Entries
* * *

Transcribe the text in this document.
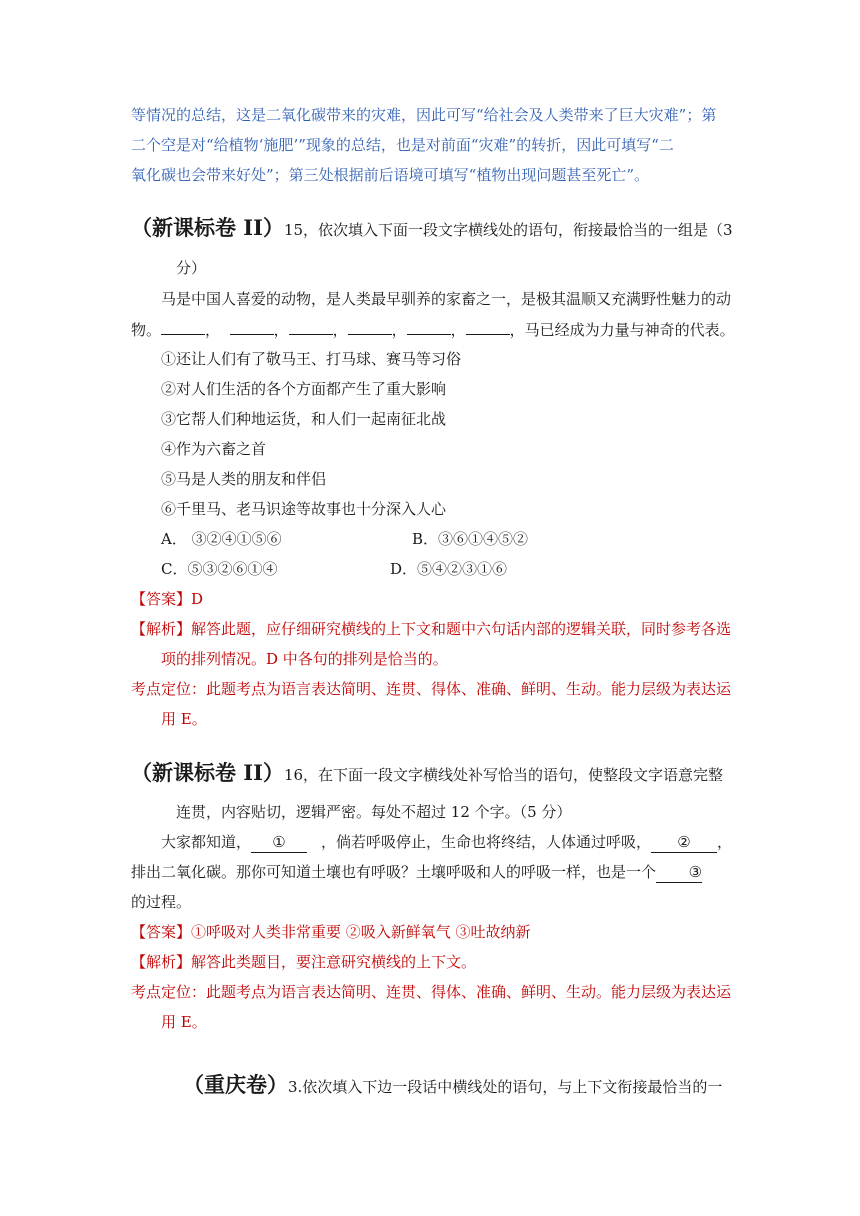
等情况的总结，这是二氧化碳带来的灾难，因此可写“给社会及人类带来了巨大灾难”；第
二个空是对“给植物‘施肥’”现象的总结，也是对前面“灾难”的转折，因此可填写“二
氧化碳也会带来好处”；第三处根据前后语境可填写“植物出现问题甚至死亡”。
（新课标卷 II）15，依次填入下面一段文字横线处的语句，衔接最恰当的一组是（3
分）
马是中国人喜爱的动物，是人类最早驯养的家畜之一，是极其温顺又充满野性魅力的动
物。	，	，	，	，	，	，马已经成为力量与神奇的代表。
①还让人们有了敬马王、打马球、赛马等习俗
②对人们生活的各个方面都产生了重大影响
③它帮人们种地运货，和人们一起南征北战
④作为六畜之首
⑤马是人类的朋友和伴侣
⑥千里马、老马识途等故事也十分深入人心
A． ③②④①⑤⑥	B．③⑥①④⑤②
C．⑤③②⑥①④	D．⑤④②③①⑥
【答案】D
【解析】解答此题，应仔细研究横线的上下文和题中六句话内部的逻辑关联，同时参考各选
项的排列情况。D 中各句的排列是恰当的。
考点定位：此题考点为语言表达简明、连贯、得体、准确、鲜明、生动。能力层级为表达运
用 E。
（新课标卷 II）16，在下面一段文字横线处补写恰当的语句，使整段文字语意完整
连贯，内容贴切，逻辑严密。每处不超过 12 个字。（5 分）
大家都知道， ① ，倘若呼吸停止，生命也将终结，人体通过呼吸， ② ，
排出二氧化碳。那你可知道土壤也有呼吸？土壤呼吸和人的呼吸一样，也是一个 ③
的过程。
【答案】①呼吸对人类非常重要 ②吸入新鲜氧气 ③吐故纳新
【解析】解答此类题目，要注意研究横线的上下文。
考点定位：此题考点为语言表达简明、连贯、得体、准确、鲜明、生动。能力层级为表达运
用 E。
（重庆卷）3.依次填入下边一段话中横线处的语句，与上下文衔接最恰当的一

* * *

Goal
Print the entries above exactly, taking out only the pictures.

Task response
Transcribe the text in this document.
等情况的总结，这是二氧化碳带来的灾难，因此可写“给社会及人类带来了巨大灾难”；第
二个空是对“给植物‘施肥’”现象的总结，也是对前面“灾难”的转折，因此可填写“二
氧化碳也会带来好处”；第三处根据前后语境可填写“植物出现问题甚至死亡”。
（新课标卷 II）15，依次填入下面一段文字横线处的语句，衔接最恰当的一组是（3
分）
马是中国人喜爱的动物，是人类最早驯养的家畜之一，是极其温顺又充满野性魅力的动
物。	，	，	，	，	，	，马已经成为力量与神奇的代表。
①还让人们有了敬马王、打马球、赛马等习俗
②对人们生活的各个方面都产生了重大影响
③它帮人们种地运货，和人们一起南征北战
④作为六畜之首
⑤马是人类的朋友和伴侣
⑥千里马、老马识途等故事也十分深入人心
A． ③②④①⑤⑥	B．③⑥①④⑤②
C．⑤③②⑥①④	D．⑤④②③①⑥
【答案】D
【解析】解答此题，应仔细研究横线的上下文和题中六句话内部的逻辑关联，同时参考各选
项的排列情况。D 中各句的排列是恰当的。
考点定位：此题考点为语言表达简明、连贯、得体、准确、鲜明、生动。能力层级为表达运
用 E。
（新课标卷 II）16，在下面一段文字横线处补写恰当的语句，使整段文字语意完整
连贯，内容贴切，逻辑严密。每处不超过 12 个字。（5 分）
大家都知道， ① ，倘若呼吸停止，生命也将终结，人体通过呼吸， ② ，
排出二氧化碳。那你可知道土壤也有呼吸？土壤呼吸和人的呼吸一样，也是一个 ③
的过程。
【答案】①呼吸对人类非常重要 ②吸入新鲜氧气 ③吐故纳新
【解析】解答此类题目，要注意研究横线的上下文。
考点定位：此题考点为语言表达简明、连贯、得体、准确、鲜明、生动。能力层级为表达运
用 E。
（重庆卷）3.依次填入下边一段话中横线处的语句，与上下文衔接最恰当的一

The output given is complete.